** START **

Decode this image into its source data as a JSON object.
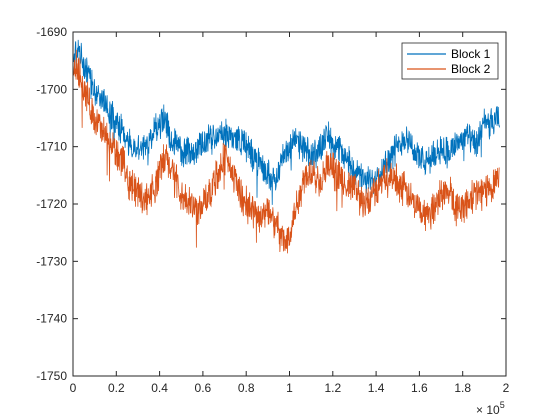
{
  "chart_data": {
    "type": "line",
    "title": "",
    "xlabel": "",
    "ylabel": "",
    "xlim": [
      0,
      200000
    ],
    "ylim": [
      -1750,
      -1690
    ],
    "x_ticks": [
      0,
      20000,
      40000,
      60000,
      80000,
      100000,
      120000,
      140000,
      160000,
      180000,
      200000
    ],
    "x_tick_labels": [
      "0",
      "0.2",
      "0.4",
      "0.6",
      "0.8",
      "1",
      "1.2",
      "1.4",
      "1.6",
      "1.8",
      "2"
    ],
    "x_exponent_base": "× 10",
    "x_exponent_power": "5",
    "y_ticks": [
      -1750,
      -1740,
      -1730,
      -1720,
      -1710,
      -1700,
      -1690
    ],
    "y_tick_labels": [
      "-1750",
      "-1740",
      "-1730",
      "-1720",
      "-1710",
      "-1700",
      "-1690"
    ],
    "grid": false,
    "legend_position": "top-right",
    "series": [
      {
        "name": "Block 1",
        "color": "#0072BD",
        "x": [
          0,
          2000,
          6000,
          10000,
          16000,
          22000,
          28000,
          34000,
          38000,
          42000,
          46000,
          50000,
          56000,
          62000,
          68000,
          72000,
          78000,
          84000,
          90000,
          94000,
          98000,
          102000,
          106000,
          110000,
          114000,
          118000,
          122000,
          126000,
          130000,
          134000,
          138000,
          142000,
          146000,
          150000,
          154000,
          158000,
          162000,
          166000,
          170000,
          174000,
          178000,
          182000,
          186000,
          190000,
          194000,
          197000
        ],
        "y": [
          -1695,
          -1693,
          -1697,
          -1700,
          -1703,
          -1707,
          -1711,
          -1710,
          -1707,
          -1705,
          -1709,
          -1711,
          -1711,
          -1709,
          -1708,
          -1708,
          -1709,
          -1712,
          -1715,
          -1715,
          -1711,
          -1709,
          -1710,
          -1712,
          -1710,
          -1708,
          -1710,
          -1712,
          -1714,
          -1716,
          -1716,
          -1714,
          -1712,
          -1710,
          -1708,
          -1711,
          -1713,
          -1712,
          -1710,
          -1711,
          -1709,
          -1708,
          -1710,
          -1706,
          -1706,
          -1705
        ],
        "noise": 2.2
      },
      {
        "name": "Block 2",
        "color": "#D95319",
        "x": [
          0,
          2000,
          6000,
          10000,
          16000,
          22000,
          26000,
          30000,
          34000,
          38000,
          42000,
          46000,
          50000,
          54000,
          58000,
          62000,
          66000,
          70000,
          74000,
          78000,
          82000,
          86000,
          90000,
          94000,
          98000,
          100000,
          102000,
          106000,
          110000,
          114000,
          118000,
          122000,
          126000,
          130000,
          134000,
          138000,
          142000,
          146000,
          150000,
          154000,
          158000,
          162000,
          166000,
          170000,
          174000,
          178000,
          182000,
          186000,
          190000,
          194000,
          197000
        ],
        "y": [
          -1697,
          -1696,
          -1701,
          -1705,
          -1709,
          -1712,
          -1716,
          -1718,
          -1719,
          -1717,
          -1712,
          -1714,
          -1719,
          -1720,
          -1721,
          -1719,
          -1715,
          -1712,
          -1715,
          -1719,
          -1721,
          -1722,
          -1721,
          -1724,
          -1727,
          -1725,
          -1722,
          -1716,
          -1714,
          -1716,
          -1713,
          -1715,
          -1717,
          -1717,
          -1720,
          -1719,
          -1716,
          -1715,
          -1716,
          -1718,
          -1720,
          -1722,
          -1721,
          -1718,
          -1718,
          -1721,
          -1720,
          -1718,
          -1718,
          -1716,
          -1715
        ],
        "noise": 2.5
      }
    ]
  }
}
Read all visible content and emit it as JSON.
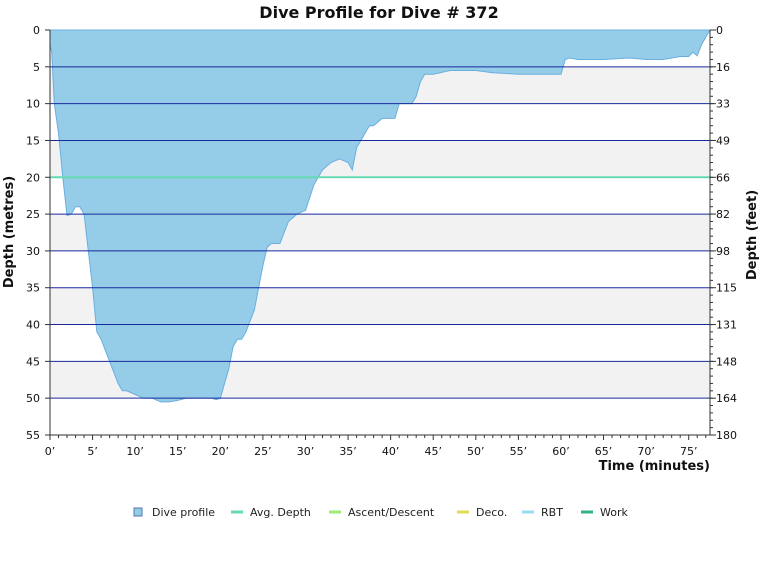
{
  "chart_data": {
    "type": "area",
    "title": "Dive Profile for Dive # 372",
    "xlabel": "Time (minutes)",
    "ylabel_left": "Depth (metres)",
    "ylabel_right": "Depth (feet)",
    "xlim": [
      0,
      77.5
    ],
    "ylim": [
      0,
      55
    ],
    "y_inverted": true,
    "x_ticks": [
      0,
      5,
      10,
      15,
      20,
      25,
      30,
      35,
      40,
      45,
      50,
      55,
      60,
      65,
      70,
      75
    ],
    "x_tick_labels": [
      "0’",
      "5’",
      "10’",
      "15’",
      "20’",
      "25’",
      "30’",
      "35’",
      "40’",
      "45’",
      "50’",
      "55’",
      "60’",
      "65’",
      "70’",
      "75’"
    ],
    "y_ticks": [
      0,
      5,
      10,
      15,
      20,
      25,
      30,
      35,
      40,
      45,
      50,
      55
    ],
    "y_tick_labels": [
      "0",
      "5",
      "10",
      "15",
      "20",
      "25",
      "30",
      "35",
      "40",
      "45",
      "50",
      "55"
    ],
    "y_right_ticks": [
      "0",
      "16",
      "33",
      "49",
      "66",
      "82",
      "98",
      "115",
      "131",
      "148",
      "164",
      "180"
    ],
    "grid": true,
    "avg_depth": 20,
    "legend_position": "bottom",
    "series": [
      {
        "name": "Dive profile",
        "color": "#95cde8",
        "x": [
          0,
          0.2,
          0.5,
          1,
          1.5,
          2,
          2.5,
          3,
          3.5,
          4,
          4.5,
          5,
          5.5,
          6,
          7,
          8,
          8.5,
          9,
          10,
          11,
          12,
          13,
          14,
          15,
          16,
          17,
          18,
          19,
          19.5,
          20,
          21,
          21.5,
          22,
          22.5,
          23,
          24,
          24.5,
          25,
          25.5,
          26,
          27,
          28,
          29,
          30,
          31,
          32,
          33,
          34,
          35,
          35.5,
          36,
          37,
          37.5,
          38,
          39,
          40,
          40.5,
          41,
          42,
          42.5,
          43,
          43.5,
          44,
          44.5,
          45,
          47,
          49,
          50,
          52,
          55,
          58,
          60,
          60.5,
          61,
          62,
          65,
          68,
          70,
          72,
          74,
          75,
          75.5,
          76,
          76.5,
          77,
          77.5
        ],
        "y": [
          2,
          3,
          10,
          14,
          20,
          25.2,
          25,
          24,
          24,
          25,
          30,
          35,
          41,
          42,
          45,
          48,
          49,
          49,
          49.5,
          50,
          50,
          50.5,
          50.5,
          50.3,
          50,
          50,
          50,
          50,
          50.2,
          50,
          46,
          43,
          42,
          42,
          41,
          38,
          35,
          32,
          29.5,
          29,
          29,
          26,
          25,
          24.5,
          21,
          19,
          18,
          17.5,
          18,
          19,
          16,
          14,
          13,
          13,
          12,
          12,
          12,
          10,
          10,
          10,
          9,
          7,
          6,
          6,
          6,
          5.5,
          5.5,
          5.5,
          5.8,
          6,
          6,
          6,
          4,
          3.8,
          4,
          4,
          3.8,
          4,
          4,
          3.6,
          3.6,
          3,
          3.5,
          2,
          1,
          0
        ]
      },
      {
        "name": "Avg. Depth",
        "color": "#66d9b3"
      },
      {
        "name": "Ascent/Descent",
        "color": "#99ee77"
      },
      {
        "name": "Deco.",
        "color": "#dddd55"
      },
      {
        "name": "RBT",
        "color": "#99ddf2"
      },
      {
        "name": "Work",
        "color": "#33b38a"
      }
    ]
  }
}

** END **
** START **

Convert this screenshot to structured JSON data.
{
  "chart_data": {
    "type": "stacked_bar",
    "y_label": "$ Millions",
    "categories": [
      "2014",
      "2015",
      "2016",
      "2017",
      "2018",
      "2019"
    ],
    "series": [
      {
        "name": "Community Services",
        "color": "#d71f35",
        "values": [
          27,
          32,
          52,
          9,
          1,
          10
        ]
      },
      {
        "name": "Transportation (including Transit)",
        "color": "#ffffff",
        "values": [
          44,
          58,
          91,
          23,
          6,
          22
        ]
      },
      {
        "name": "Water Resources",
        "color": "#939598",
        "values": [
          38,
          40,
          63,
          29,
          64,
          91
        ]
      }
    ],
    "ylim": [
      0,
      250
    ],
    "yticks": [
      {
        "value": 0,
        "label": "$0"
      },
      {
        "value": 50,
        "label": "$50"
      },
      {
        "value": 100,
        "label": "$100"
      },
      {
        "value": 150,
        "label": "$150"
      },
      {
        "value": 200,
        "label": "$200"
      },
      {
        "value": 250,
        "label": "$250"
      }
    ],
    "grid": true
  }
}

** END **
** START **

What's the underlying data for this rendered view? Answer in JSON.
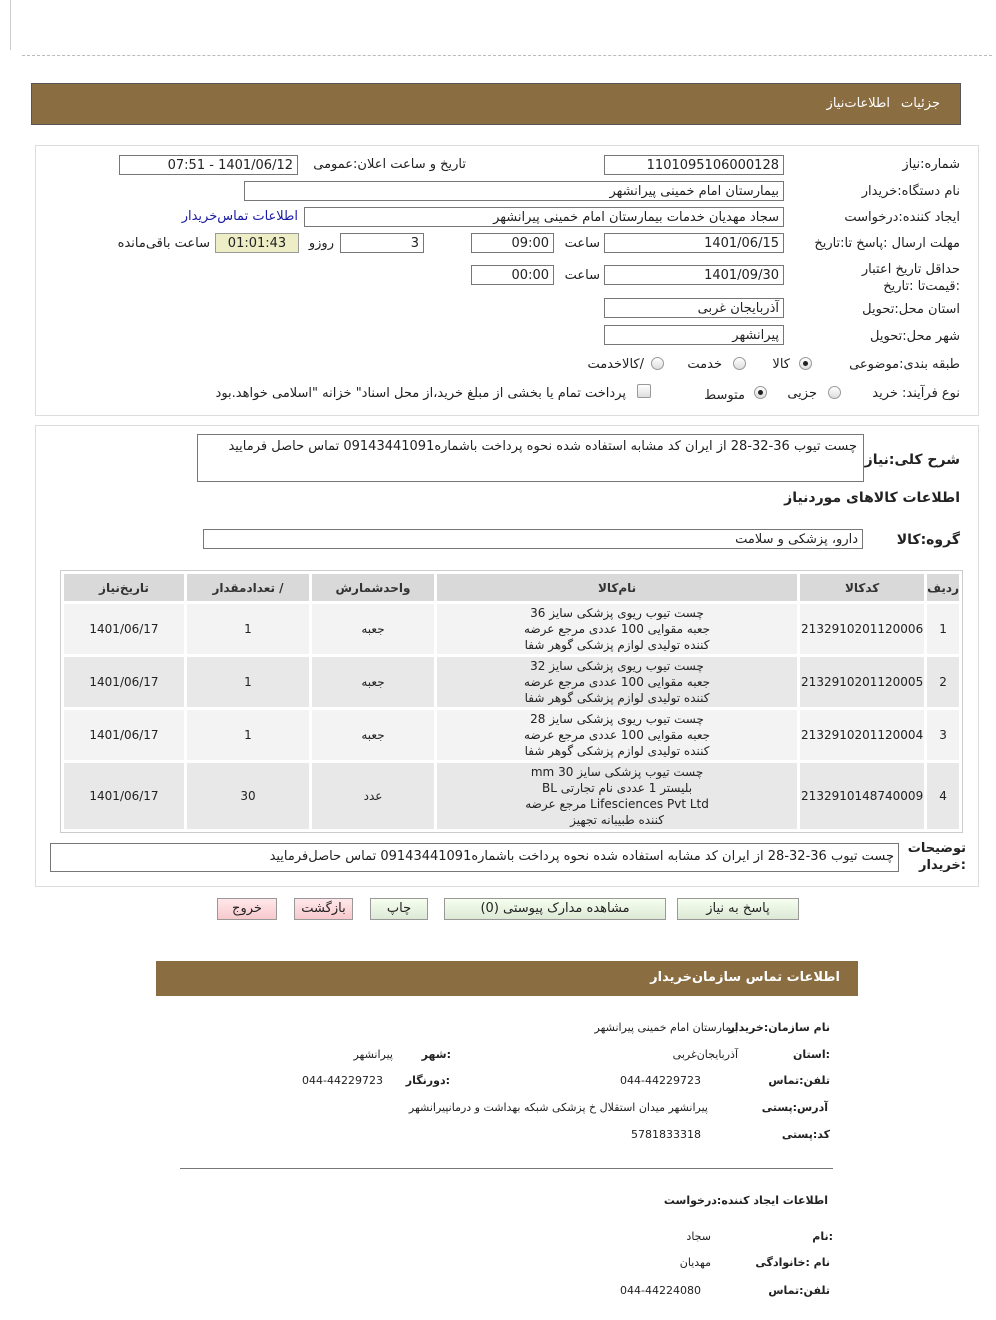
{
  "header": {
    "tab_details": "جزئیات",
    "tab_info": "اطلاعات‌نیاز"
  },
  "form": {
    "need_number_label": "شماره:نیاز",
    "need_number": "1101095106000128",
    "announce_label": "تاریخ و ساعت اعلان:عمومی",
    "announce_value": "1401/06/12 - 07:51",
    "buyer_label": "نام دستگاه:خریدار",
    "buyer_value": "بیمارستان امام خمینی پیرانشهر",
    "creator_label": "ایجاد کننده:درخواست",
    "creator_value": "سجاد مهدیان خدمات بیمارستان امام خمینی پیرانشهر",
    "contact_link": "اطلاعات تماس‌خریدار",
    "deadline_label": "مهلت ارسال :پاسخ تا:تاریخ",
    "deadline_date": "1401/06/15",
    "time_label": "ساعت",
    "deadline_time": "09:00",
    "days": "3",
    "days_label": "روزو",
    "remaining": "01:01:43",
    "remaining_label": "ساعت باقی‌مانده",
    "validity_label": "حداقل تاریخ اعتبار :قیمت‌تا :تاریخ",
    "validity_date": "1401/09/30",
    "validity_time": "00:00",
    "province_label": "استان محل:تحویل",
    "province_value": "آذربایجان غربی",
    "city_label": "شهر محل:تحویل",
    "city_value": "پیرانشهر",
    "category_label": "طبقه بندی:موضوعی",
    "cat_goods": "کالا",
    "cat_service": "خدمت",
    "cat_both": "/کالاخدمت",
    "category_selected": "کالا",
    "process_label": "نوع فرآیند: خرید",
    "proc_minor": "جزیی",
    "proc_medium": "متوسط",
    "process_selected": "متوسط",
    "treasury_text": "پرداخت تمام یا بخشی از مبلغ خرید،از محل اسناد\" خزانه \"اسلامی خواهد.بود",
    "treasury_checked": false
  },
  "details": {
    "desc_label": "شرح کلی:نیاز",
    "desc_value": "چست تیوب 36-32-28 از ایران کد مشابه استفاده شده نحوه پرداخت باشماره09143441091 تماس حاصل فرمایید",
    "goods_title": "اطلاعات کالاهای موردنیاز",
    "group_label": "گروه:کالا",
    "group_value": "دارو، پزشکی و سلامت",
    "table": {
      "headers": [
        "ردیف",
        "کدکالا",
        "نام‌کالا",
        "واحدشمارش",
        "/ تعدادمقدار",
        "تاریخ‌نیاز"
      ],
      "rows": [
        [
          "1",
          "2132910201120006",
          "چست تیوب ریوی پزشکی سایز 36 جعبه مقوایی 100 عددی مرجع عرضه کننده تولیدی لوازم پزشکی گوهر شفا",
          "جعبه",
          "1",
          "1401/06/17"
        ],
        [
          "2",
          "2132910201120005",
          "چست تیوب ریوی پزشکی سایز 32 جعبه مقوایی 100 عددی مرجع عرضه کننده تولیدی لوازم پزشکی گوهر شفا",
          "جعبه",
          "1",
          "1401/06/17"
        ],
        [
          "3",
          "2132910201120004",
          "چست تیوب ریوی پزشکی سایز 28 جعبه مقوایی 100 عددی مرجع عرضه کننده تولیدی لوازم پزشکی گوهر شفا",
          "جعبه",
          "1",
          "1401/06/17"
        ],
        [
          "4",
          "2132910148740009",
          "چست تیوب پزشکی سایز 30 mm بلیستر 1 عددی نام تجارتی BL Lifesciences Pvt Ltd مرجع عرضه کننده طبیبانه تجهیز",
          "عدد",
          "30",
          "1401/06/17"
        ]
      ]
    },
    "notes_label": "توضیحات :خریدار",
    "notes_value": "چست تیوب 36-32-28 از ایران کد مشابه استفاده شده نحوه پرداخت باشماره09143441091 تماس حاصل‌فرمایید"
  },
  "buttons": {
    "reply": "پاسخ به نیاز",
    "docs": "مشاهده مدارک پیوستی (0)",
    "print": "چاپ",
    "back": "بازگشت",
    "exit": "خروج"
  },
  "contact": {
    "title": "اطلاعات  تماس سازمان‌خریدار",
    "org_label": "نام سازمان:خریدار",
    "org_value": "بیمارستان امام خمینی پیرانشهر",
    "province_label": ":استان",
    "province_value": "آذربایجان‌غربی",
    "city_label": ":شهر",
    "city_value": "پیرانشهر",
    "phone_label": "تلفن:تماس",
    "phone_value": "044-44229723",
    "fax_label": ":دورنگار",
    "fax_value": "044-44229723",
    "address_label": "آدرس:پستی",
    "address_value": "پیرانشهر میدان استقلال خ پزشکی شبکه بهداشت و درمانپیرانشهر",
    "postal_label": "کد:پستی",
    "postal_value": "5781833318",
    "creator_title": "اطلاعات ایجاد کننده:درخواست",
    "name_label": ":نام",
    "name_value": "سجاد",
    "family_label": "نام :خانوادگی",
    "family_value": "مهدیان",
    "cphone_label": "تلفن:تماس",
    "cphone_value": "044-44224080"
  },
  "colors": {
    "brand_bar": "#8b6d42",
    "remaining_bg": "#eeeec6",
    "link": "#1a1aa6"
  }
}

** END **

What this task involves
Work out how many lines of the listing above include the word "عرضه". Reply with nothing but the count.

Result of this task
4